→ **Tasks to carry out**
A – From the blog post below on private equity funding for HBCUs, name the firms that are giving money to HBCUs.
B – According to the HBCU funding blog post below, how much money do colleges spend each year on advertising?
C – Write the next few paragraphs of the blog post below on private equity funding for HBCUs, picking up after its final sentence.
═════ Excerpt provided ═════
Blog | 4 Min Read

Corporations are devoting millions to diversity initiatives, here’s how that affects education planning

Students at Graduation

There are a few choice truisms we love to repeat here at College Aid Pro™. One such phrase we often deploy is “the sticker price is meaningless.” 

That’s an objectively true statement, as the average tuition discount for first-time undergraduates is nearly 54% (and rising).

In other words, colleges really want you to think of them and hear Edward Elgar’s Pomp and Circumstance playing in the background. In reality, all colleges and universities are businesses. 

They’ll charge the maximum price in public but cut a deal behind closed doors. 

Which brings us to another key point: college ranking should never be used as the definitive measure of an institution’s value. While rankings certainly aren’t meaningless (like sticker prices), their significance is often widely misunderstood.

That’s especially true in light of a new initiative by private equity firms injecting millions of dollars in Historically Black Colleges and Universities (HBCUs). 

These PE outfits are not only funding diversity initiatives in an infamously homogenized industry, but they’re proving that a school’s worth should be assessed for its educational opportunities and career prospects, not just its name brand. 

Why Field of Study Should Precede Ranking 

Marketing is powerful, and colleges know it. After all, that’s why they spend about $730 million a year on ads hyping their program. 

That doesn’t necessarily make them malicious (this is America, after all — land of the free, home of the advertisers), but it does make it harder for families to remember why they’re actually sending their child to college in the first place. 

Despite the sports teams, the mascots, and the new Starbucks on campus, students are there to learn. They’re there to develop crafts and trades, to study philosophies under faculties, and to graduate with tools that set them up for a lifetime of financial opportunity and personal growth. 

That’s why it’s such a big deal that Apollo, Ares, and Oaktree Capital Management are giving $90 million to HBCUs over the next decade (under the unified nonprofit foundation called Alt Finance Corp.). 

While fulfilling IDEA (Inclusion, Diversity, Equity and Action) pledges, these PE firms are effectively saying: “we want to attract more diverse talent in our industry. We’re not giving money to the Harvards, Dukes, and Yales of the world — we’re giving them to the schools that actually need it.”

With this infusion of capital, the three PE firms are establishing mentor fellowships, scholarship programs, and a totally virtual institute with a customized curriculum built by the University of Pennsylvania’s Wharton School. 

All of these features are designed to create a highway for students to graduate college and immediately launch into the world of private equity. 

Alt Finance Corp’s magnanimity also highlights a rather revolutionary gesture. By creating a funnel for students of HBCUs to study finance with intent to work in PE, they are openly communicating a criminally ignored component of college: Outcomes

According to Ares Chief Executive Michael Arougheti, “It’s not just about attracting diverse talent. You need to retain them and give them a deep sense of belonging and trust.” 

Most colleges don’t advertise with the future in view. They focus on the now and “the best four years of your life.” 

Michael Arougheti’s focus is clearly on the long-term horizon, which is exactly where families should be looking.
═════ Given records ═════
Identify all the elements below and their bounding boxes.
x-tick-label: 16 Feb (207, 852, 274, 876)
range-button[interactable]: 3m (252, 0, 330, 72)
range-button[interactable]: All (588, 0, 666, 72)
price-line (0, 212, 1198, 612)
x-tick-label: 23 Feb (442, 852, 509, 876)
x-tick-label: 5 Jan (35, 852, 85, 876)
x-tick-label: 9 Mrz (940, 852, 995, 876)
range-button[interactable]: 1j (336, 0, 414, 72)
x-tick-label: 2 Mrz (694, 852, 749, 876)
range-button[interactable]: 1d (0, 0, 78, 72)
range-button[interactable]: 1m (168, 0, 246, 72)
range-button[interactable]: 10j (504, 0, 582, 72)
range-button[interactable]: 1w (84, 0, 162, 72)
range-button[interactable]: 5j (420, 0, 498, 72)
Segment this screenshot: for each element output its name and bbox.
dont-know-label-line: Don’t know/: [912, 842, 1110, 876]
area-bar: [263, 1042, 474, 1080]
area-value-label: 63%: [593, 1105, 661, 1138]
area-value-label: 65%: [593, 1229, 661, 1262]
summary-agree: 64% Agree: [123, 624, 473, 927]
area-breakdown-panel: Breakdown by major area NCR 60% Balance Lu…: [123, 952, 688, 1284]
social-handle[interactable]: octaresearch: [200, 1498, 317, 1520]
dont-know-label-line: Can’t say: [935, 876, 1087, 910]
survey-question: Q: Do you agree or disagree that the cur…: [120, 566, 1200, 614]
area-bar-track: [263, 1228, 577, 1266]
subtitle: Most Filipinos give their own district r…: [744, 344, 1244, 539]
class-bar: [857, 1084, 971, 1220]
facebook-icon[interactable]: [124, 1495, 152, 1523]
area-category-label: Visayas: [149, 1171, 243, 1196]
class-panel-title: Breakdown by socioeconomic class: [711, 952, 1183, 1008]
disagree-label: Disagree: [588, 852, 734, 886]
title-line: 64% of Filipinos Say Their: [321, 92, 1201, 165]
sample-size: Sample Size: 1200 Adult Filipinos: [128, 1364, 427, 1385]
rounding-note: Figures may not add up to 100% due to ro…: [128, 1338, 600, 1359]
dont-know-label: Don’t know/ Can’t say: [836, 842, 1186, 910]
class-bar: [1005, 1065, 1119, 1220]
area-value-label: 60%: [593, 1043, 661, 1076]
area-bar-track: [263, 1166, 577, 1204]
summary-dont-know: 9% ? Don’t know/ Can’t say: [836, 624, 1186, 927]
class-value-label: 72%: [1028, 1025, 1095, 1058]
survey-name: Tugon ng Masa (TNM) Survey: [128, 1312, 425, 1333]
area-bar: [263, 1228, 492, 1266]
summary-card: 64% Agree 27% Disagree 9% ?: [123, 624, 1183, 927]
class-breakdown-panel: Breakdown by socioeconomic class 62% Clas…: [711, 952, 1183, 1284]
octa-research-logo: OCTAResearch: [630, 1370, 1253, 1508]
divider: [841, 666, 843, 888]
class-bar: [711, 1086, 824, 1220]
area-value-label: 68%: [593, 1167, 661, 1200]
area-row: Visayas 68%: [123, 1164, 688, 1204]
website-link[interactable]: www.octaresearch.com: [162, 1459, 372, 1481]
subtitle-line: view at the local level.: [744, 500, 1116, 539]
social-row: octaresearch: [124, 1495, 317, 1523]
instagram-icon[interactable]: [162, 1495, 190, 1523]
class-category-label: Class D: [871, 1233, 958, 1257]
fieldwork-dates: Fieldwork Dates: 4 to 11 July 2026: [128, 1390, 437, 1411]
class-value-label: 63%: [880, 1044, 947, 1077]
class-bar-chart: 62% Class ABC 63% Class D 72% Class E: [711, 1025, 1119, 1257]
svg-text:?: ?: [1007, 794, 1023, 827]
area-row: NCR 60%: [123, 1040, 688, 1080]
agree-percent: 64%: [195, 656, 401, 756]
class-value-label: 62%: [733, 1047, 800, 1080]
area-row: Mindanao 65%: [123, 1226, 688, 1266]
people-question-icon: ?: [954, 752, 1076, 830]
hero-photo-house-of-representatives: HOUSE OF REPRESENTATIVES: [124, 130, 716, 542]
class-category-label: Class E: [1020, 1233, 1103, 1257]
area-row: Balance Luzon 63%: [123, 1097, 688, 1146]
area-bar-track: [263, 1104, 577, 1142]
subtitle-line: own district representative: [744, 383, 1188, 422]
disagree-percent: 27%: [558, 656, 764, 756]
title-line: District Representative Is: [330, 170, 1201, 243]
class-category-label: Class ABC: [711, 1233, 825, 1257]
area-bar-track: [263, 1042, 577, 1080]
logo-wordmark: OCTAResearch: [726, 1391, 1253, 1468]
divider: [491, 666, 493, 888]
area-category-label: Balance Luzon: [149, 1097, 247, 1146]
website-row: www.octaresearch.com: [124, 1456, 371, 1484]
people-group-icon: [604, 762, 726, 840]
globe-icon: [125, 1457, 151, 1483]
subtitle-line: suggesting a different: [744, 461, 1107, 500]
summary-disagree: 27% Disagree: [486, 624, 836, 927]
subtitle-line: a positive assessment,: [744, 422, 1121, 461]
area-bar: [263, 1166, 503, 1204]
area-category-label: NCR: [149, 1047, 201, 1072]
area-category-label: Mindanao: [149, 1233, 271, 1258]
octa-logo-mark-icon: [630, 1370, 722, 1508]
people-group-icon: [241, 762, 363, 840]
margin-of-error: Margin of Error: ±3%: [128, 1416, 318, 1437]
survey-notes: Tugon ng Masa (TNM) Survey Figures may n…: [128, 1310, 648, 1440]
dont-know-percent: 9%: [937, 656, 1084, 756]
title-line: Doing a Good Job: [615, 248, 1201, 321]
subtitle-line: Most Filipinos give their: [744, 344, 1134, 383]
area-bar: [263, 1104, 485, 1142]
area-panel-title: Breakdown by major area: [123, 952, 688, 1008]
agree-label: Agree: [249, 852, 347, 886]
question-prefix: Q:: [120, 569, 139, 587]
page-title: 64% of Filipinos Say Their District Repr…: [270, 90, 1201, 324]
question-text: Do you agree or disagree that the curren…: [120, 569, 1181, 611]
═════
→ **Outputs in order**
A – Apollo, Ares, and Oaktree Capital Management

B – About $730 million a year.

C –
These countercultural private equity firms are setting a high bar. They’re loudly affirming the importance of not merely graduating but graduating with effectively guaranteed career opportunities. 

Such outcomes are always more important than a school’s ranking.

They’re also essential to securing a family’s return on education. 

What This Means For Advisors

The effects of COVID-19 spared nothing. Even college matriculation rates were way down in 2020

As with all things, however, there was a silver lining: Americans had a moment to pause and reflect. In particular, this inflection point caused many families to reassess the value of college. 

After all, in our pre-pandemic world, many kids would end up inevitably fulfilling one of the three common higher education journeys: attending their parents’ alma mater, going to the local state school, or chasing induction into the Ivy League. 

That’s not to point the finger at families. That’s to illustrate that most Americans simply aren’t aware of just how many excellent, affordable, and career-defining schools are available beyond the “usual suspects” colleges. 

Today, however, families are stepping back and looking at the collegiate picture anew. 

This presents a truly incredible opportunity for advisors to enter the conversation and provide fresh pathways to education planning. 

The next time your college-bound client reveals their #1 priority school, ask them one very specific question: “Why do you want to go there?

If the answer doesn’t include a specific rationale for the specific field of study, the faculty, or the outcomes associated with that program, seize the perfect opportunity to guide the conversation. 

Use CAP’s tools to help clients expand their understanding of the college landscape. Get them to take a more horizontal view of their investment. 

After all, in a matter of minutes, you can consolidate the essential information of your clients’ school shortlist and quickly show them:

  • What colleges expect them to be able to pay
  • What graduates earn on a one, five, and ten year basis
  • What their monthly student loan payments will be after school

And that’s only the start. 

By asking your clients the “why,” you’ll help them expose blindspots and open their eyes to a whole new world of college opportunities.